> [Set exercise]
Set down each line of the material that follows, exactly, with no pictures.

> [Exercise material]

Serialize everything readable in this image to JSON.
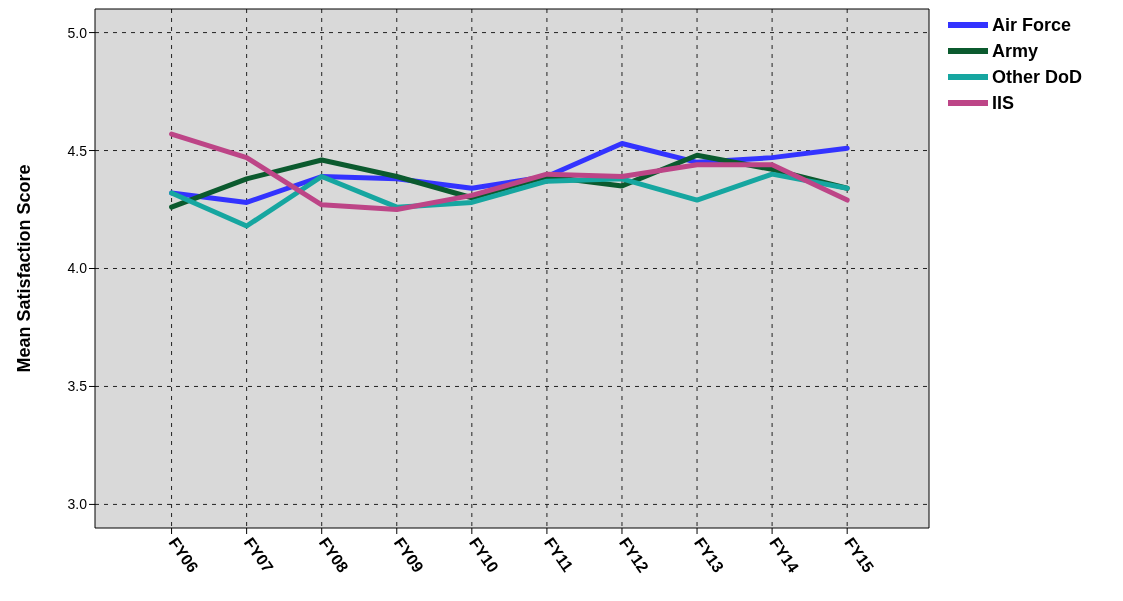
{
  "chart_data": {
    "type": "line",
    "ylabel": "Mean Satisfaction Score",
    "categories": [
      "FY06",
      "FY07",
      "FY08",
      "FY09",
      "FY10",
      "FY11",
      "FY12",
      "FY13",
      "FY14",
      "FY15"
    ],
    "series": [
      {
        "name": "Air Force",
        "color": "#3333ff",
        "values": [
          4.32,
          4.28,
          4.39,
          4.38,
          4.34,
          4.39,
          4.53,
          4.45,
          4.47,
          4.51
        ]
      },
      {
        "name": "Army",
        "color": "#0b5a2e",
        "values": [
          4.26,
          4.38,
          4.46,
          4.39,
          4.3,
          4.39,
          4.35,
          4.48,
          4.42,
          4.34
        ]
      },
      {
        "name": "Other DoD",
        "color": "#16a6a0",
        "values": [
          4.32,
          4.18,
          4.39,
          4.26,
          4.28,
          4.37,
          4.38,
          4.29,
          4.4,
          4.34
        ]
      },
      {
        "name": "IIS",
        "color": "#bd4587",
        "values": [
          4.57,
          4.47,
          4.27,
          4.25,
          4.31,
          4.4,
          4.39,
          4.44,
          4.44,
          4.29
        ]
      }
    ],
    "ylim": [
      2.9,
      5.1
    ],
    "yticks": [
      {
        "value": 3,
        "label": "3.0"
      },
      {
        "value": 3.5,
        "label": "3.5"
      },
      {
        "value": 4,
        "label": "4.0"
      },
      {
        "value": 4.5,
        "label": "4.5"
      },
      {
        "value": 5,
        "label": "5.0"
      }
    ],
    "grid": true,
    "legend": "top right",
    "line_style": "solid"
  }
}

> [The solution]
Serialize everything readable in this image to JSON.
{
  "chart_data": {
    "type": "line",
    "ylabel": "Mean Satisfaction Score",
    "categories": [
      "FY06",
      "FY07",
      "FY08",
      "FY09",
      "FY10",
      "FY11",
      "FY12",
      "FY13",
      "FY14",
      "FY15"
    ],
    "series": [
      {
        "name": "Air Force",
        "color": "#3333ff",
        "values": [
          4.32,
          4.28,
          4.39,
          4.38,
          4.34,
          4.39,
          4.53,
          4.45,
          4.47,
          4.51
        ]
      },
      {
        "name": "Army",
        "color": "#0b5a2e",
        "values": [
          4.26,
          4.38,
          4.46,
          4.39,
          4.3,
          4.39,
          4.35,
          4.48,
          4.42,
          4.34
        ]
      },
      {
        "name": "Other DoD",
        "color": "#16a6a0",
        "values": [
          4.32,
          4.18,
          4.39,
          4.26,
          4.28,
          4.37,
          4.38,
          4.29,
          4.4,
          4.34
        ]
      },
      {
        "name": "IIS",
        "color": "#bd4587",
        "values": [
          4.57,
          4.47,
          4.27,
          4.25,
          4.31,
          4.4,
          4.39,
          4.44,
          4.44,
          4.29
        ]
      }
    ],
    "ylim": [
      2.9,
      5.1
    ],
    "yticks": [
      {
        "value": 3,
        "label": "3.0"
      },
      {
        "value": 3.5,
        "label": "3.5"
      },
      {
        "value": 4,
        "label": "4.0"
      },
      {
        "value": 4.5,
        "label": "4.5"
      },
      {
        "value": 5,
        "label": "5.0"
      }
    ],
    "grid": true,
    "legend": "top right",
    "line_style": "solid"
  }
}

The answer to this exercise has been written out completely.